SET PROBLEM - In full and without alteration, give the listing again.

[Entries from a dataset]
--------

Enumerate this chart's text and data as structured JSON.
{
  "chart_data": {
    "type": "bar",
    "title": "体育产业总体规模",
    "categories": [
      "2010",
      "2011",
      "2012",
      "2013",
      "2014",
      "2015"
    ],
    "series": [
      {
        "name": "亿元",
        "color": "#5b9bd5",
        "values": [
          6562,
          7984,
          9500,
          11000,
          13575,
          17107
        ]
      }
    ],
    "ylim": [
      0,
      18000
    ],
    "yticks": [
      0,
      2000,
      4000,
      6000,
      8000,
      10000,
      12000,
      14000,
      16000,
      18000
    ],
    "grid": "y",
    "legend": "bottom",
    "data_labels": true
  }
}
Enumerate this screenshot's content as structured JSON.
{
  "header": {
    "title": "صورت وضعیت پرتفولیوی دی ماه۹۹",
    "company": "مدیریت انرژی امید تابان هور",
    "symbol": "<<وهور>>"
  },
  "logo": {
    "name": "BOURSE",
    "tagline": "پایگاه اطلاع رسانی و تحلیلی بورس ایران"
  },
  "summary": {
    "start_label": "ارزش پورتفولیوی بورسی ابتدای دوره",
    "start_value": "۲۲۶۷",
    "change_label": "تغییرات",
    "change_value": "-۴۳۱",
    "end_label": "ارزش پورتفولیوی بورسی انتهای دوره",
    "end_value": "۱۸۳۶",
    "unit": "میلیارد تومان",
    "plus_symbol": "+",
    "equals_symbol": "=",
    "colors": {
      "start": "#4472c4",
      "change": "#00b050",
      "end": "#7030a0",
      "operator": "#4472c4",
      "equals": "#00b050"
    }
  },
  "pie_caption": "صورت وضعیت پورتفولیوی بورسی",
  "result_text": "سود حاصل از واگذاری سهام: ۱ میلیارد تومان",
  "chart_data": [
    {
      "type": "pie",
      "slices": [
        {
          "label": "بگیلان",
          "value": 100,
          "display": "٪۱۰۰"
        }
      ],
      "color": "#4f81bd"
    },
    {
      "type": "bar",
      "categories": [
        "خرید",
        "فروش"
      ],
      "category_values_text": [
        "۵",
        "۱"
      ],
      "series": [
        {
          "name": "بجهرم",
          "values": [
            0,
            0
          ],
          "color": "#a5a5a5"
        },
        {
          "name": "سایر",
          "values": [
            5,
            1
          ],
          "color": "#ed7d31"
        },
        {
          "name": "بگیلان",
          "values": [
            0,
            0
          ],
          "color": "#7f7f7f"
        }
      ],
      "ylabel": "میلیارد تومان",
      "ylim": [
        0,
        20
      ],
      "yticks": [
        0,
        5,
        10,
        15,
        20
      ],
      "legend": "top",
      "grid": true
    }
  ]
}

--------

RESPONSE TO THE EXERCISE -
Enumerate this chart's text and data as structured JSON.
{
  "chart_data": {
    "type": "bar",
    "title": "体育产业总体规模",
    "categories": [
      "2010",
      "2011",
      "2012",
      "2013",
      "2014",
      "2015"
    ],
    "series": [
      {
        "name": "亿元",
        "color": "#5b9bd5",
        "values": [
          6562,
          7984,
          9500,
          11000,
          13575,
          17107
        ]
      }
    ],
    "ylim": [
      0,
      18000
    ],
    "yticks": [
      0,
      2000,
      4000,
      6000,
      8000,
      10000,
      12000,
      14000,
      16000,
      18000
    ],
    "grid": "y",
    "legend": "bottom",
    "data_labels": true
  }
}
Enumerate this screenshot's content as structured JSON.
{
  "header": {
    "title": "صورت وضعیت پرتفولیوی دی ماه۹۹",
    "company": "مدیریت انرژی امید تابان هور",
    "symbol": "<<وهور>>"
  },
  "logo": {
    "name": "BOURSE",
    "tagline": "پایگاه اطلاع رسانی و تحلیلی بورس ایران"
  },
  "summary": {
    "start_label": "ارزش پورتفولیوی بورسی ابتدای دوره",
    "start_value": "۲۲۶۷",
    "change_label": "تغییرات",
    "change_value": "-۴۳۱",
    "end_label": "ارزش پورتفولیوی بورسی انتهای دوره",
    "end_value": "۱۸۳۶",
    "unit": "میلیارد تومان",
    "plus_symbol": "+",
    "equals_symbol": "=",
    "colors": {
      "start": "#4472c4",
      "change": "#00b050",
      "end": "#7030a0",
      "operator": "#4472c4",
      "equals": "#00b050"
    }
  },
  "pie_caption": "صورت وضعیت پورتفولیوی بورسی",
  "result_text": "سود حاصل از واگذاری سهام: ۱ میلیارد تومان",
  "chart_data": [
    {
      "type": "pie",
      "slices": [
        {
          "label": "بگیلان",
          "value": 100,
          "display": "٪۱۰۰"
        }
      ],
      "color": "#4f81bd"
    },
    {
      "type": "bar",
      "categories": [
        "خرید",
        "فروش"
      ],
      "category_values_text": [
        "۵",
        "۱"
      ],
      "series": [
        {
          "name": "بجهرم",
          "values": [
            0,
            0
          ],
          "color": "#a5a5a5"
        },
        {
          "name": "سایر",
          "values": [
            5,
            1
          ],
          "color": "#ed7d31"
        },
        {
          "name": "بگیلان",
          "values": [
            0,
            0
          ],
          "color": "#7f7f7f"
        }
      ],
      "ylabel": "میلیارد تومان",
      "ylim": [
        0,
        20
      ],
      "yticks": [
        0,
        5,
        10,
        15,
        20
      ],
      "legend": "top",
      "grid": true
    }
  ]
}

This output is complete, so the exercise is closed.